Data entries
• • •

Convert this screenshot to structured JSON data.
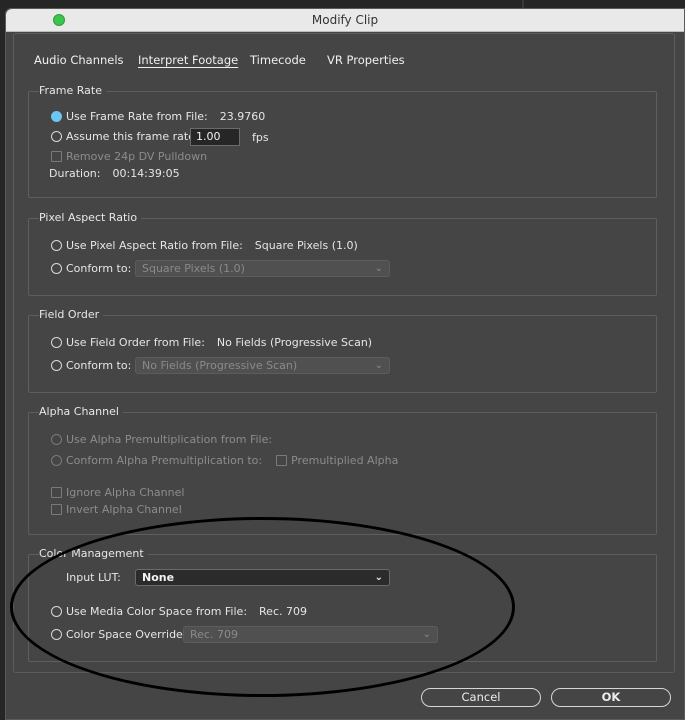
{
  "window": {
    "title": "Modify Clip"
  },
  "tabs": [
    {
      "label": "Audio Channels"
    },
    {
      "label": "Interpret Footage"
    },
    {
      "label": "Timecode"
    },
    {
      "label": "VR Properties"
    }
  ],
  "frame_rate": {
    "heading": "Frame Rate",
    "use_from_file_label": "Use Frame Rate from File:",
    "use_from_file_value": "23.9760",
    "assume_label": "Assume this frame rate:",
    "assume_value": "1.00",
    "fps_unit": "fps",
    "remove_pulldown_label": "Remove 24p DV Pulldown",
    "duration_label": "Duration:",
    "duration_value": "00:14:39:05"
  },
  "pixel_aspect": {
    "heading": "Pixel Aspect Ratio",
    "use_from_file_label": "Use Pixel Aspect Ratio from File:",
    "use_from_file_value": "Square Pixels (1.0)",
    "conform_label": "Conform to:",
    "conform_value": "Square Pixels (1.0)"
  },
  "field_order": {
    "heading": "Field Order",
    "use_from_file_label": "Use Field Order from File:",
    "use_from_file_value": "No Fields (Progressive Scan)",
    "conform_label": "Conform to:",
    "conform_value": "No Fields (Progressive Scan)"
  },
  "alpha": {
    "heading": "Alpha Channel",
    "use_premult_label": "Use Alpha Premultiplication from File:",
    "conform_premult_label": "Conform Alpha Premultiplication to:",
    "premultiplied_label": "Premultiplied Alpha",
    "ignore_label": "Ignore Alpha Channel",
    "invert_label": "Invert Alpha Channel"
  },
  "color": {
    "heading": "Color Management",
    "input_lut_label": "Input LUT:",
    "input_lut_value": "None",
    "use_media_label": "Use Media Color Space from File:",
    "use_media_value": "Rec. 709",
    "override_label": "Color Space Override:",
    "override_value": "Rec. 709"
  },
  "buttons": {
    "cancel": "Cancel",
    "ok": "OK"
  },
  "colors": {
    "accent": "#6bc6f2",
    "dialog_bg": "#454545",
    "annotation": "#000000"
  }
}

• • •

● **Problem statement**
Set down the material exactly, every line of it, except for the pictures.

● **Answer to this task**
Convert this screenshot to structured JSON data.
{
  "window": {
    "title": "Modify Clip"
  },
  "tabs": [
    {
      "label": "Audio Channels"
    },
    {
      "label": "Interpret Footage"
    },
    {
      "label": "Timecode"
    },
    {
      "label": "VR Properties"
    }
  ],
  "frame_rate": {
    "heading": "Frame Rate",
    "use_from_file_label": "Use Frame Rate from File:",
    "use_from_file_value": "23.9760",
    "assume_label": "Assume this frame rate:",
    "assume_value": "1.00",
    "fps_unit": "fps",
    "remove_pulldown_label": "Remove 24p DV Pulldown",
    "duration_label": "Duration:",
    "duration_value": "00:14:39:05"
  },
  "pixel_aspect": {
    "heading": "Pixel Aspect Ratio",
    "use_from_file_label": "Use Pixel Aspect Ratio from File:",
    "use_from_file_value": "Square Pixels (1.0)",
    "conform_label": "Conform to:",
    "conform_value": "Square Pixels (1.0)"
  },
  "field_order": {
    "heading": "Field Order",
    "use_from_file_label": "Use Field Order from File:",
    "use_from_file_value": "No Fields (Progressive Scan)",
    "conform_label": "Conform to:",
    "conform_value": "No Fields (Progressive Scan)"
  },
  "alpha": {
    "heading": "Alpha Channel",
    "use_premult_label": "Use Alpha Premultiplication from File:",
    "conform_premult_label": "Conform Alpha Premultiplication to:",
    "premultiplied_label": "Premultiplied Alpha",
    "ignore_label": "Ignore Alpha Channel",
    "invert_label": "Invert Alpha Channel"
  },
  "color": {
    "heading": "Color Management",
    "input_lut_label": "Input LUT:",
    "input_lut_value": "None",
    "use_media_label": "Use Media Color Space from File:",
    "use_media_value": "Rec. 709",
    "override_label": "Color Space Override:",
    "override_value": "Rec. 709"
  },
  "buttons": {
    "cancel": "Cancel",
    "ok": "OK"
  },
  "colors": {
    "accent": "#6bc6f2",
    "dialog_bg": "#454545",
    "annotation": "#000000"
  }
}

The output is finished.